*ENUNCIADO 1:*
Responde según el artículo:
(a) ¿En la tapa de qué revista aparece Salvadora?
(b) Según el historiador Juan Suriano, ¿qué lugar ocupaba el teatro en las veladas libertarias?
(c) ¿Qué sujeto se impuso en la nueva Argentina?
*ENUNCIADO 2:* Transcribe del artículo el fragmento comprendido entre “Tal vez haya” y “novela de aprendizaje.”, ambos incluidos.

*ARTÍCULO:*
········

Tal vez haya sido el fotógrafo o la pose “de escritora” sentada en el escritorio, pero en la tapa de la revista Nuestro Teatro Salvadora parece una nena de doce. “Tres-cuarto, perfil derecho” con los ojos muy abiertos, grandes y compasivos, la boca entreabierta, con cejas arqueadas. En la foto no se ve el pelirrojo de amazona de cómic, pero sí el casquete con jopo peinado al costado. Elvira es su doble de juventud y es a través de ella que se despacha contra todo lo que odia: el trabajo alienante, el matrimonio, la burguesía. Es una novela de aprendizaje.
En el teatro anarquista el maniqueísmo es rey para que la identificación sea rápida. Según el historiador Juan Suriano, el teatro era el eje de las veladas libertarias, ya que “reunía las condiciones de la propaganda escrita y oral; muchos anarquistas pensaban que el teatro superaba la conferencia y el libro”.49 En Almafuerte están todos los grandes temas de la propaganda anárquica de la época, pero también había otra dramaturgia anarquista en la que aparecía “la mujer como enemiga”, la que mientras su compañero “va a la lucha” reza el rosario encerrada en su casa.
Salvadora, al igual que otros escritores, rechazó el exceso de lirismo. Se trata de una literatura de intención primera, de urgencia y disidente50 que buscaba eficacia en la transmisión de la ideología. Si en el principio fue el verbo, la literatura de izquierda argentina comenzó con la obra de los anarquistas Alberto Ghiraldo, Federico A. Gutiérrez –que de policía pasó a ácrata y lo echaron de “la fuerza” por sus odas a la delincuencia– y José de Maturana. Y la emergencia de esa palabra predicó sobre un sujeto que se impuso en la nueva Argentina: el miserable. Buenos Aires, gran aldea, se convirtió en un escenario ruin e indigno: conventillos, hacinamiento, tuberculosos, desempleados, milonguita, pungas y mala vida. Como contracultura, el anarquismo buscó encender la potencia sediciosa de las y los plebeyos. Para todo ofreció respuestas y propuestas, ¿para qué esperar?, ¿cuál sería la ventaja de aguardar por mejores momentos, si la dominación es nuestra contemporánea?

········

*DATOS MOSTRADOS:*
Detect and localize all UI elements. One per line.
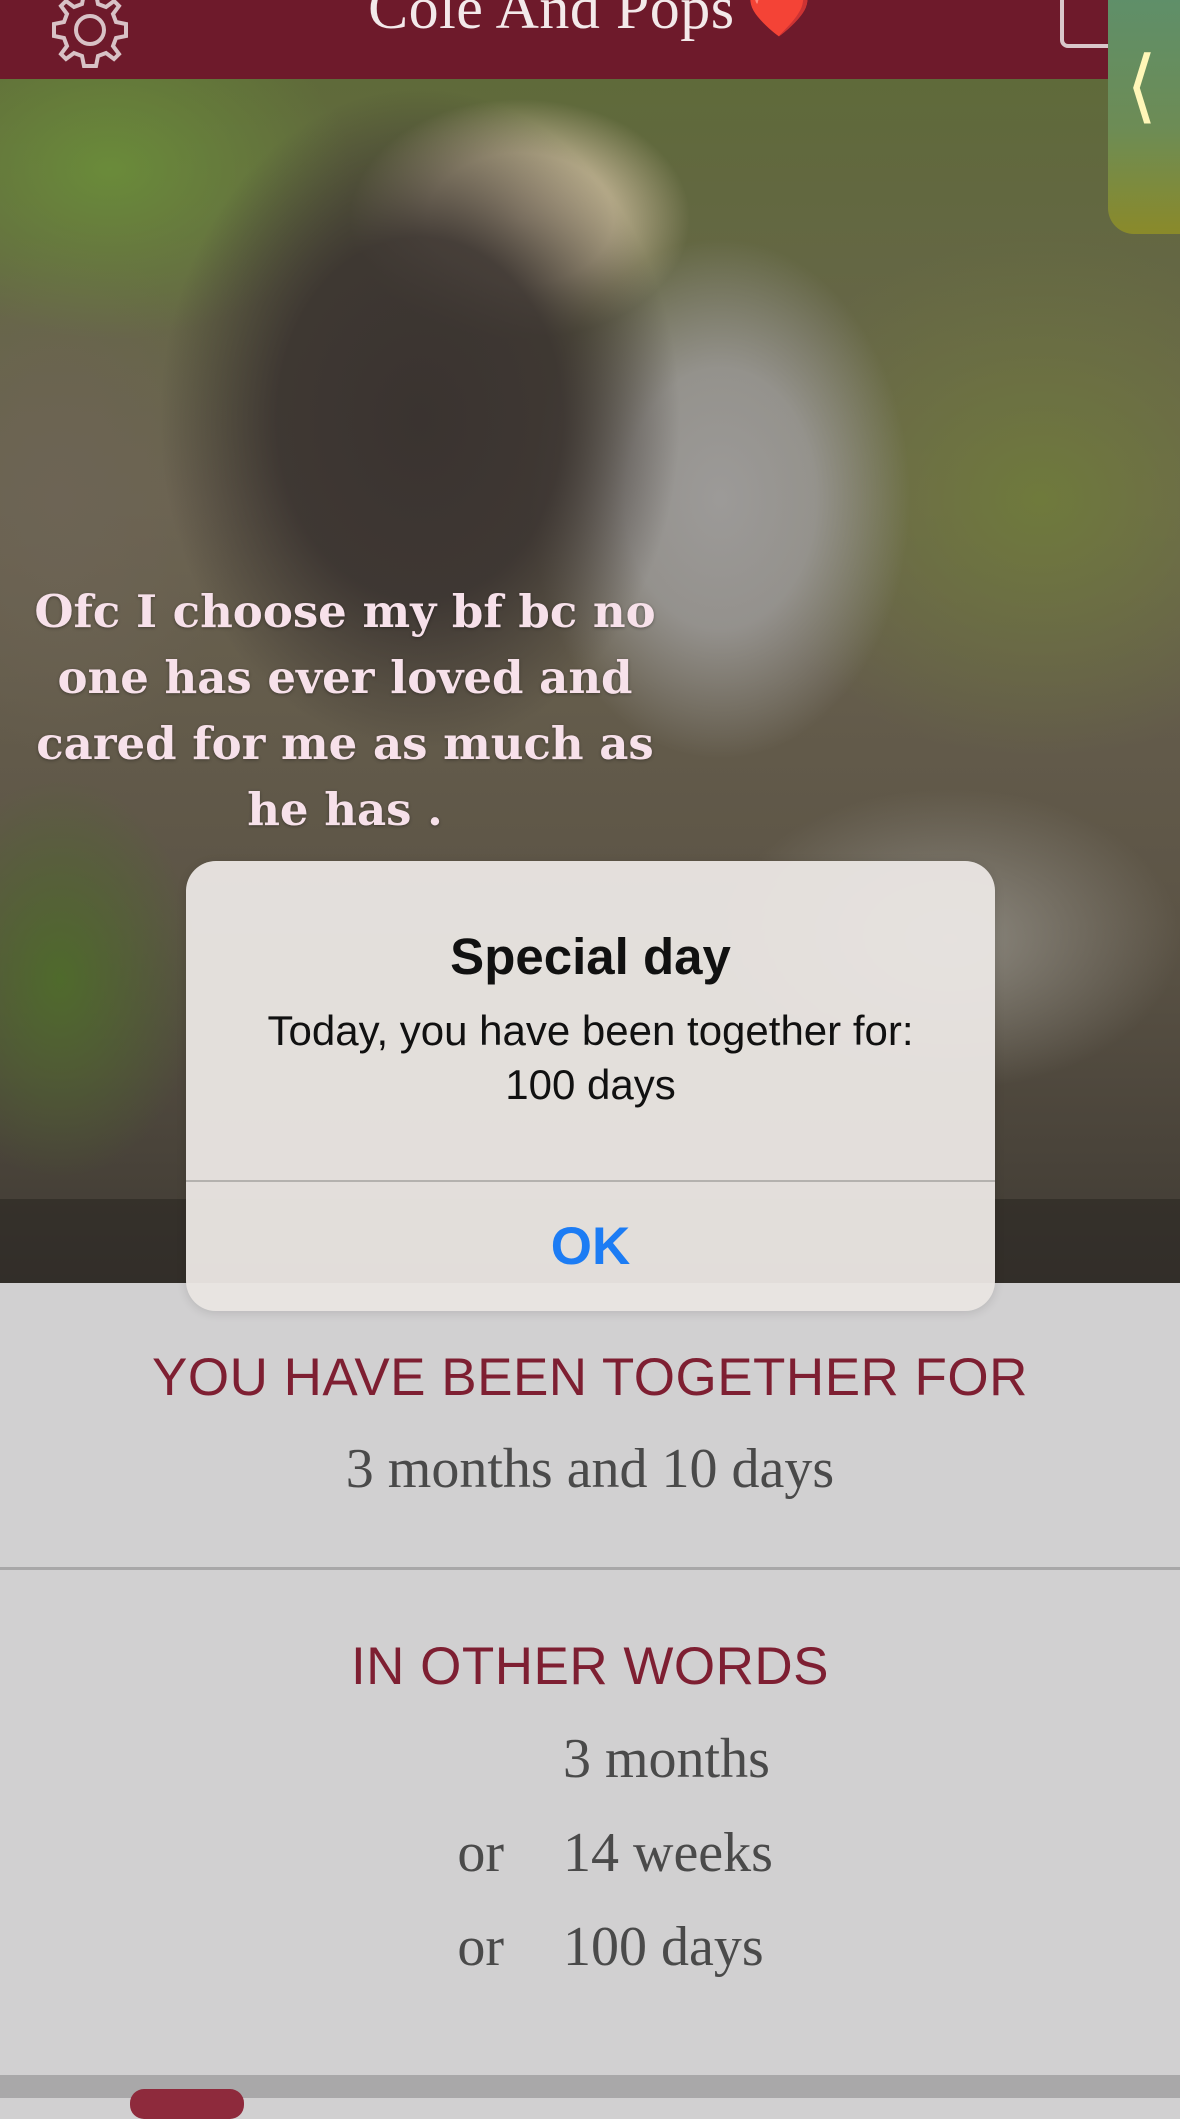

········

*RESPUESTA ESPERADA 1:*
(a) En la revista Nuestro Teatro.
(b) Era el eje de las veladas libertarias.
(c) El miserable.

*RESPUESTA ESPERADA 2:*
Tal vez haya sido el fotógrafo o la pose “de escritora” sentada en el escritorio, pero en la tapa de la revista Nuestro Teatro Salvadora parece una nena de doce. “Tres-cuarto, perfil derecho” con los ojos muy abiertos, grandes y compasivos, la boca entreabierta, con cejas arqueadas. En la foto no se ve el pelirrojo de amazona de cómic, pero sí el casquete con jopo peinado al costado. Elvira es su doble de juventud y es a través de ella que se despacha contra todo lo que odia: el trabajo alienante, el matrimonio, la burguesía. Es una novela de aprendizaje.